■ PROBLEM DESCRIPTION: Extract every line below, verbatim.

Start of INFORMATION SUPPLIED

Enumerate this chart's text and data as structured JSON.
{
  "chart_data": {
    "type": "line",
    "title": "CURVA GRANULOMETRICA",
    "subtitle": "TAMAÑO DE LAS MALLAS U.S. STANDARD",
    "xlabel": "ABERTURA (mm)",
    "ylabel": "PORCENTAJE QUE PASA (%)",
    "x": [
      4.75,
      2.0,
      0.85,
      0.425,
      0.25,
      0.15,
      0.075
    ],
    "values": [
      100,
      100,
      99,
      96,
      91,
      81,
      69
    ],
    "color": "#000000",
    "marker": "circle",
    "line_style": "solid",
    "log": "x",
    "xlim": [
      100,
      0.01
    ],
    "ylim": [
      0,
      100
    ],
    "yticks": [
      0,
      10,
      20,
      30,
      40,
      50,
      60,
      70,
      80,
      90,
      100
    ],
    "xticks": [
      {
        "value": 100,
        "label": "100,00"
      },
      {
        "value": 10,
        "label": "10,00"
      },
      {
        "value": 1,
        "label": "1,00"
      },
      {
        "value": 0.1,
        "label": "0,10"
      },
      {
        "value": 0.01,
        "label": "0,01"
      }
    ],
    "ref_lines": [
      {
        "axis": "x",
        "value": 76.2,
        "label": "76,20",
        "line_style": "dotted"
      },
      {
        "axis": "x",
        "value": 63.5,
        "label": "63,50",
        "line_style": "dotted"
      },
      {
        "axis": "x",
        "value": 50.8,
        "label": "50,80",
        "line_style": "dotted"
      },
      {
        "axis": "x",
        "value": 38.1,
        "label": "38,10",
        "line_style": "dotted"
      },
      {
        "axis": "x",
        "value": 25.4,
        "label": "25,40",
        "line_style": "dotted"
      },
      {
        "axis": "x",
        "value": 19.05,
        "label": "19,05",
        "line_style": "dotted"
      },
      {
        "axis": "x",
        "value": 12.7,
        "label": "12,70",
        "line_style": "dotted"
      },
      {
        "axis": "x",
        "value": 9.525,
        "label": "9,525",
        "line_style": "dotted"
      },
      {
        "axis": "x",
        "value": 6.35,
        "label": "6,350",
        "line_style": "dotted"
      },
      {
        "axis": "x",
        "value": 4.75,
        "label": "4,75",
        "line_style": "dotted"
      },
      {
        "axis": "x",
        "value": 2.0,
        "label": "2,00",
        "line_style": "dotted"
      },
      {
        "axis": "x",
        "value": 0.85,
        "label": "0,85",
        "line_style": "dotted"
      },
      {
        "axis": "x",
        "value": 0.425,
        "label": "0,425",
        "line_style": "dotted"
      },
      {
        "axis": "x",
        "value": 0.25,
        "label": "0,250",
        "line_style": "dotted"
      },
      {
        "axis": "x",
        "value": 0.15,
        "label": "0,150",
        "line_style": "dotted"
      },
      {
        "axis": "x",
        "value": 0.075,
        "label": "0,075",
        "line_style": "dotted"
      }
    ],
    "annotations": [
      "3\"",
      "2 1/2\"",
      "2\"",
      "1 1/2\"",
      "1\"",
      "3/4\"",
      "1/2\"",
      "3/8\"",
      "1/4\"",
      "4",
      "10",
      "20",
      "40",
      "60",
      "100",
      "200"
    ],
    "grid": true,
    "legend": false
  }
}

End of INFORMATION SUPPLIED

■ TASK SOLUTION:
Enumerate this chart's text and data as structured JSON.
{
  "chart_data": {
    "type": "line",
    "title": "CURVA GRANULOMETRICA",
    "subtitle": "TAMAÑO DE LAS MALLAS U.S. STANDARD",
    "xlabel": "ABERTURA (mm)",
    "ylabel": "PORCENTAJE QUE PASA (%)",
    "x": [
      4.75,
      2.0,
      0.85,
      0.425,
      0.25,
      0.15,
      0.075
    ],
    "values": [
      100,
      100,
      99,
      96,
      91,
      81,
      69
    ],
    "color": "#000000",
    "marker": "circle",
    "line_style": "solid",
    "log": "x",
    "xlim": [
      100,
      0.01
    ],
    "ylim": [
      0,
      100
    ],
    "yticks": [
      0,
      10,
      20,
      30,
      40,
      50,
      60,
      70,
      80,
      90,
      100
    ],
    "xticks": [
      {
        "value": 100,
        "label": "100,00"
      },
      {
        "value": 10,
        "label": "10,00"
      },
      {
        "value": 1,
        "label": "1,00"
      },
      {
        "value": 0.1,
        "label": "0,10"
      },
      {
        "value": 0.01,
        "label": "0,01"
      }
    ],
    "ref_lines": [
      {
        "axis": "x",
        "value": 76.2,
        "label": "76,20",
        "line_style": "dotted"
      },
      {
        "axis": "x",
        "value": 63.5,
        "label": "63,50",
        "line_style": "dotted"
      },
      {
        "axis": "x",
        "value": 50.8,
        "label": "50,80",
        "line_style": "dotted"
      },
      {
        "axis": "x",
        "value": 38.1,
        "label": "38,10",
        "line_style": "dotted"
      },
      {
        "axis": "x",
        "value": 25.4,
        "label": "25,40",
        "line_style": "dotted"
      },
      {
        "axis": "x",
        "value": 19.05,
        "label": "19,05",
        "line_style": "dotted"
      },
      {
        "axis": "x",
        "value": 12.7,
        "label": "12,70",
        "line_style": "dotted"
      },
      {
        "axis": "x",
        "value": 9.525,
        "label": "9,525",
        "line_style": "dotted"
      },
      {
        "axis": "x",
        "value": 6.35,
        "label": "6,350",
        "line_style": "dotted"
      },
      {
        "axis": "x",
        "value": 4.75,
        "label": "4,75",
        "line_style": "dotted"
      },
      {
        "axis": "x",
        "value": 2.0,
        "label": "2,00",
        "line_style": "dotted"
      },
      {
        "axis": "x",
        "value": 0.85,
        "label": "0,85",
        "line_style": "dotted"
      },
      {
        "axis": "x",
        "value": 0.425,
        "label": "0,425",
        "line_style": "dotted"
      },
      {
        "axis": "x",
        "value": 0.25,
        "label": "0,250",
        "line_style": "dotted"
      },
      {
        "axis": "x",
        "value": 0.15,
        "label": "0,150",
        "line_style": "dotted"
      },
      {
        "axis": "x",
        "value": 0.075,
        "label": "0,075",
        "line_style": "dotted"
      }
    ],
    "annotations": [
      "3\"",
      "2 1/2\"",
      "2\"",
      "1 1/2\"",
      "1\"",
      "3/4\"",
      "1/2\"",
      "3/8\"",
      "1/4\"",
      "4",
      "10",
      "20",
      "40",
      "60",
      "100",
      "200"
    ],
    "grid": true,
    "legend": false
  }
}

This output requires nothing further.